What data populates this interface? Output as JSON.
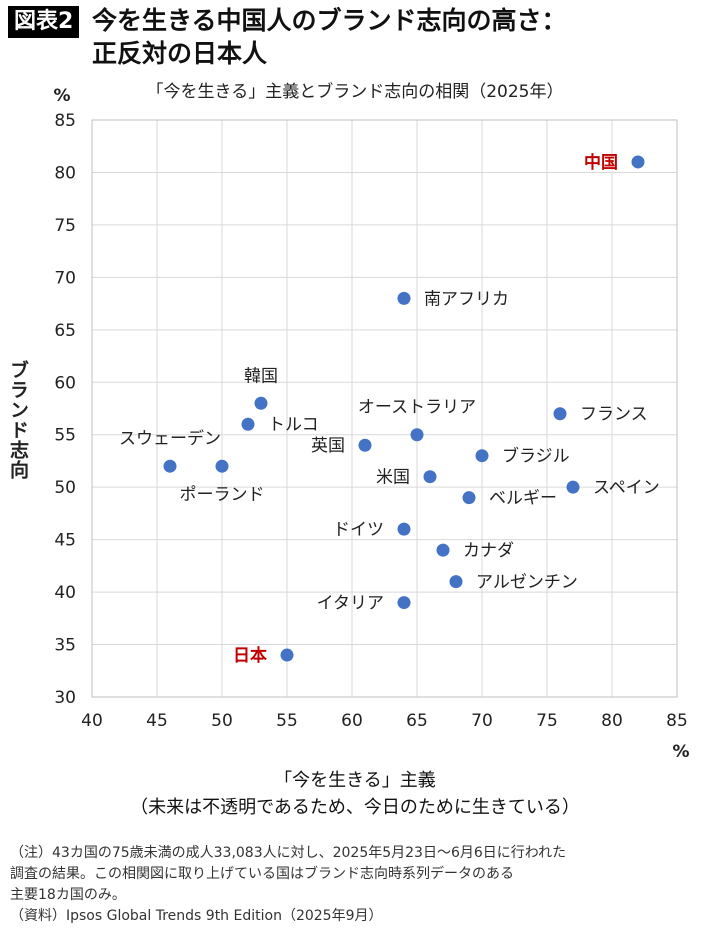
{
  "figure_label": "図表2",
  "title_lines": [
    "今を生きる中国人のブランド志向の高さ：",
    "正反対の日本人"
  ],
  "subtitle": "「今を生きる」主義とブランド志向の相関（2025年）",
  "xlabel_lines": [
    "「今を生きる」主義",
    "（未来は不透明であるため、今日のために生きている）"
  ],
  "notes": [
    "（注）43カ国の75歳未満の成人33,083人に対し、2025年5月23日～6月6日に行われた",
    "調査の結果。この相関図に取り上げている国はブランド志向時系列データのある",
    "主要18カ国のみ。",
    "（資料）Ipsos Global Trends 9th Edition（2025年9月）"
  ],
  "colors": {
    "point": "#4472c4",
    "highlight_label": "#c00000",
    "grid": "#d9d9d9",
    "text": "#222222"
  },
  "chart_data": {
    "type": "scatter",
    "xlabel": "「今を生きる」主義",
    "ylabel": "ブランド志向",
    "x_unit": "%",
    "y_unit": "%",
    "xlim": [
      40,
      85
    ],
    "ylim": [
      30,
      85
    ],
    "xticks": [
      40,
      45,
      50,
      55,
      60,
      65,
      70,
      75,
      80,
      85
    ],
    "yticks": [
      30,
      35,
      40,
      45,
      50,
      55,
      60,
      65,
      70,
      75,
      80,
      85
    ],
    "grid": true,
    "points": [
      {
        "label": "中国",
        "x": 82,
        "y": 81,
        "highlight": true,
        "side": "left"
      },
      {
        "label": "南アフリカ",
        "x": 64,
        "y": 68,
        "side": "right"
      },
      {
        "label": "韓国",
        "x": 53,
        "y": 58,
        "side": "above"
      },
      {
        "label": "トルコ",
        "x": 52,
        "y": 56,
        "side": "right"
      },
      {
        "label": "フランス",
        "x": 76,
        "y": 57,
        "side": "right"
      },
      {
        "label": "オーストラリア",
        "x": 65,
        "y": 55,
        "side": "above"
      },
      {
        "label": "英国",
        "x": 61,
        "y": 54,
        "side": "left"
      },
      {
        "label": "スウェーデン",
        "x": 46,
        "y": 52,
        "side": "above"
      },
      {
        "label": "ポーランド",
        "x": 50,
        "y": 52,
        "side": "below"
      },
      {
        "label": "ブラジル",
        "x": 70,
        "y": 53,
        "side": "right"
      },
      {
        "label": "米国",
        "x": 66,
        "y": 51,
        "side": "left"
      },
      {
        "label": "スペイン",
        "x": 77,
        "y": 50,
        "side": "right"
      },
      {
        "label": "ベルギー",
        "x": 69,
        "y": 49,
        "side": "right"
      },
      {
        "label": "ドイツ",
        "x": 64,
        "y": 46,
        "side": "left"
      },
      {
        "label": "カナダ",
        "x": 67,
        "y": 44,
        "side": "right"
      },
      {
        "label": "アルゼンチン",
        "x": 68,
        "y": 41,
        "side": "right"
      },
      {
        "label": "イタリア",
        "x": 64,
        "y": 39,
        "side": "left"
      },
      {
        "label": "日本",
        "x": 55,
        "y": 34,
        "highlight": true,
        "side": "left"
      }
    ]
  }
}
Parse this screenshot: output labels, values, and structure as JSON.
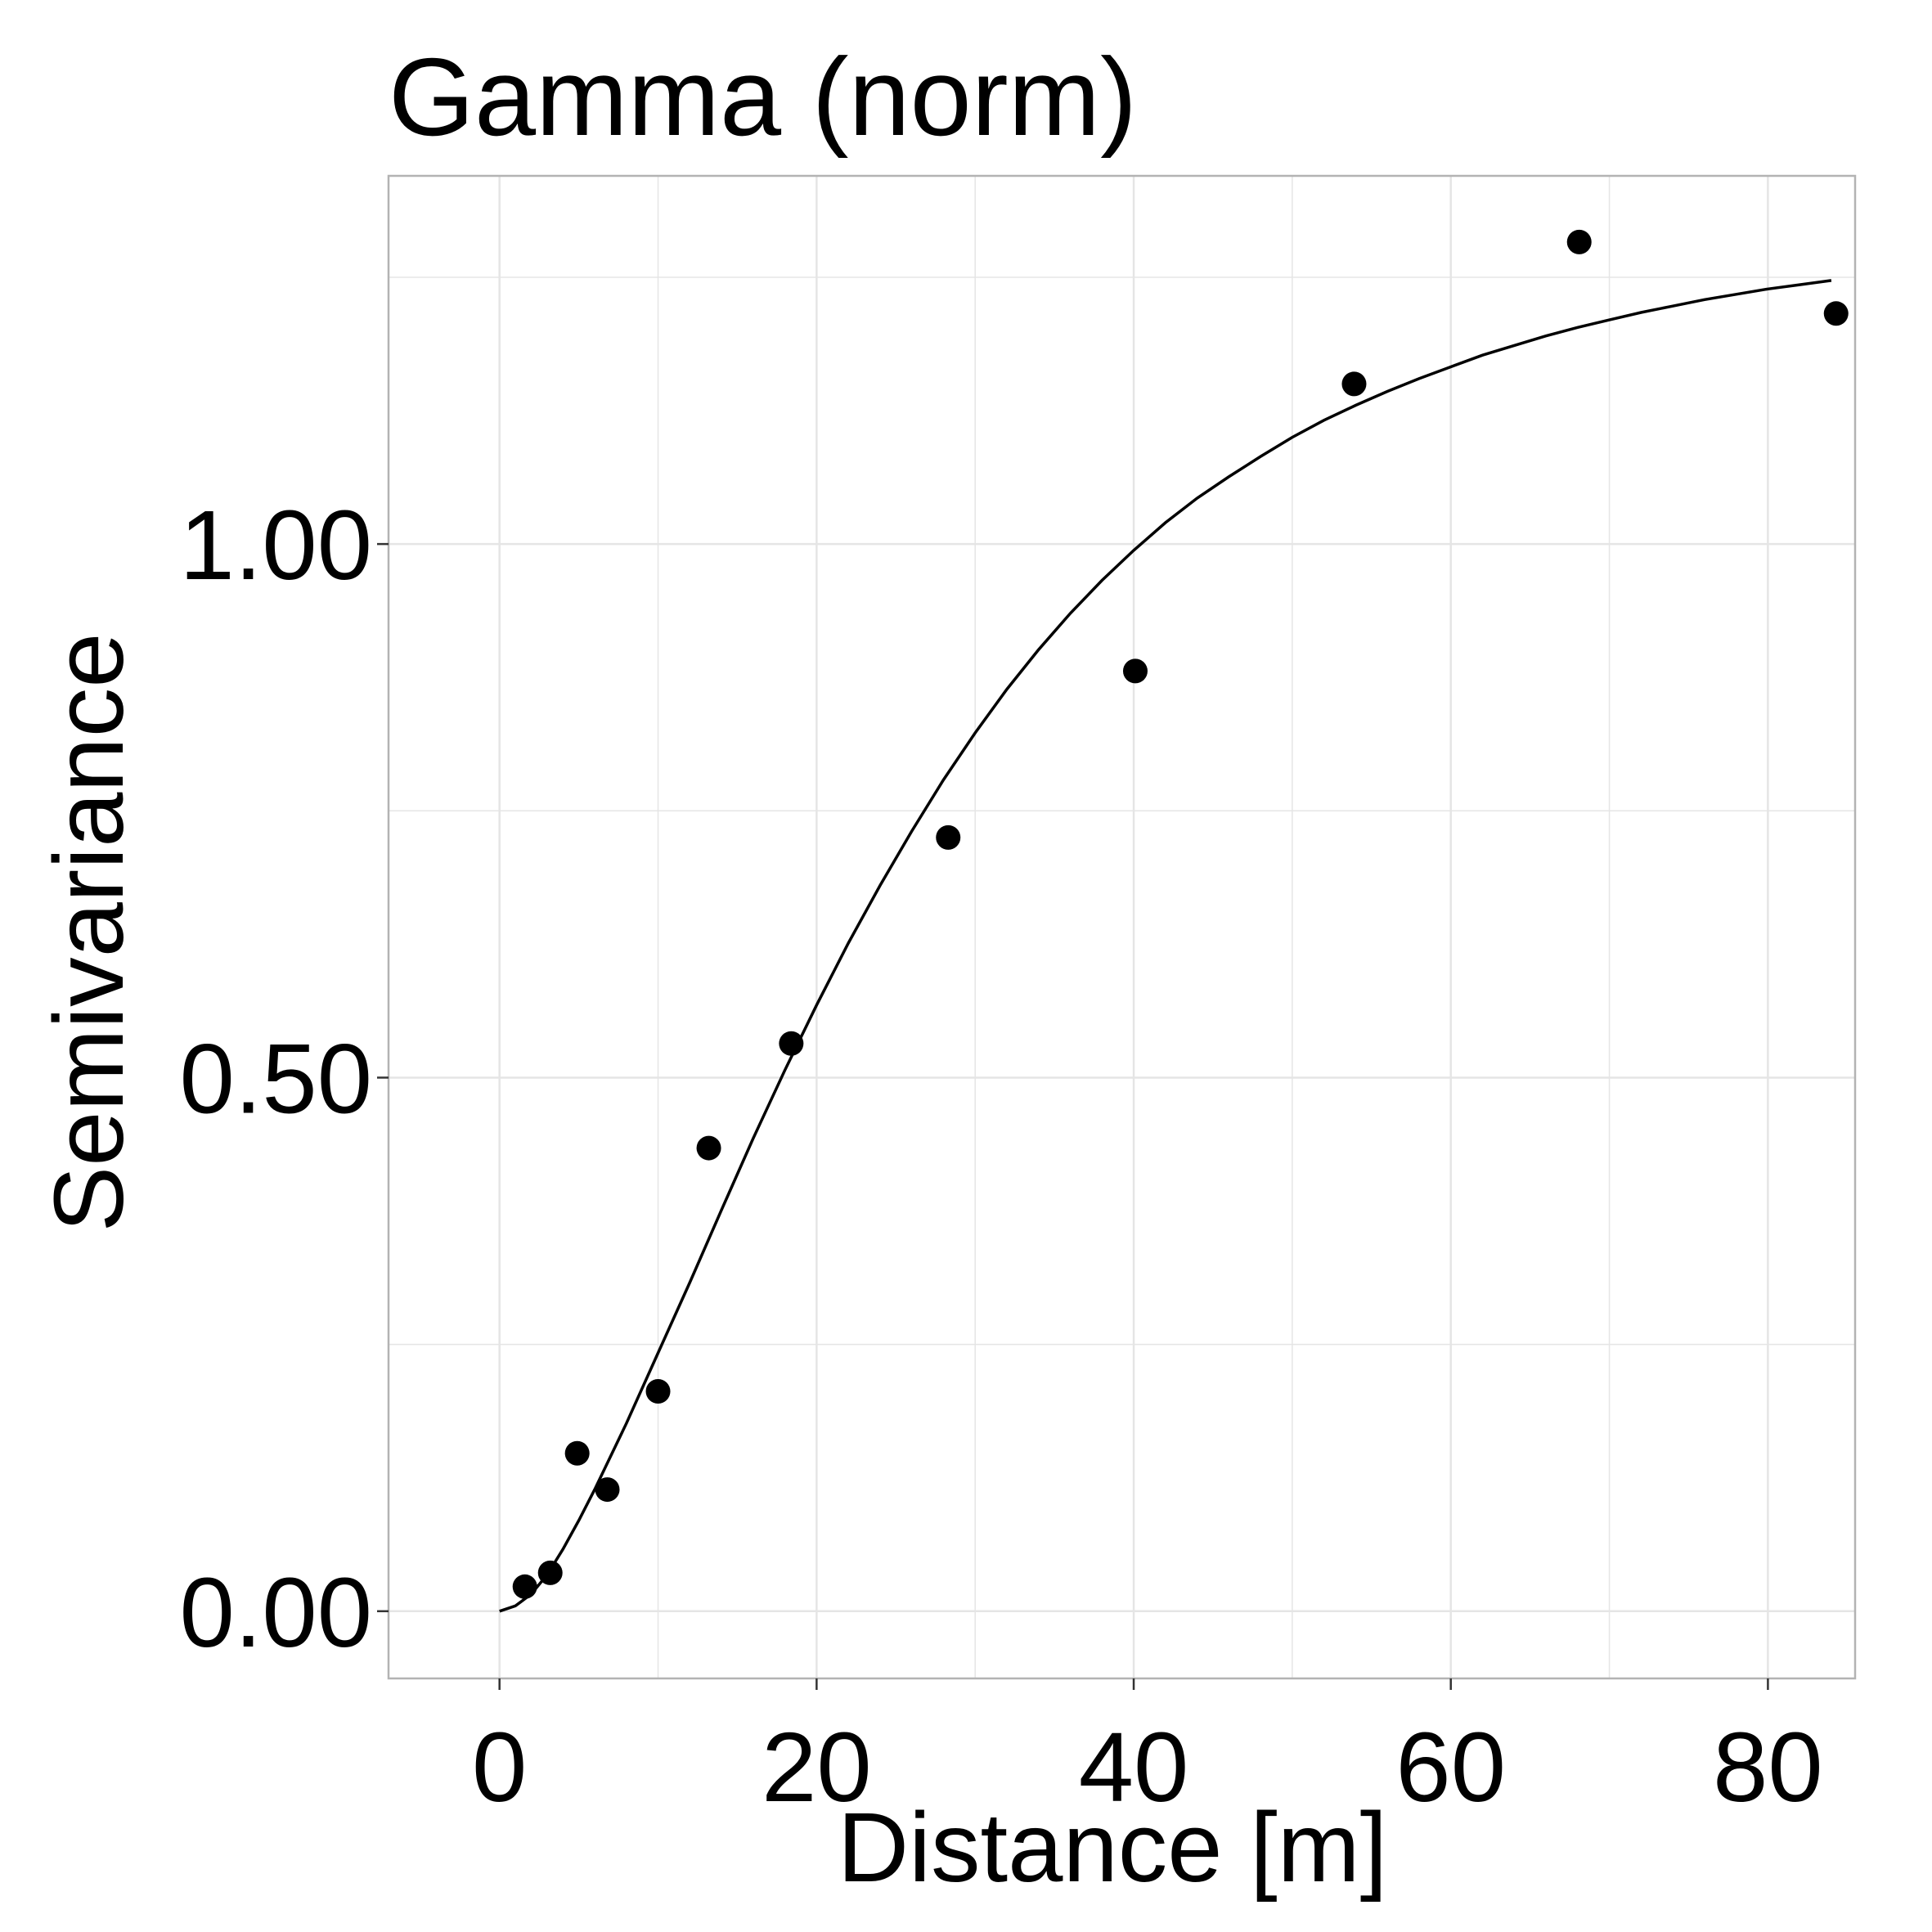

....

Task brief: List each line holding the string "JSON".

Worked answer:
What data populates this interface? Output as JSON.
Parse this screenshot: output labels, values, and structure as JSON.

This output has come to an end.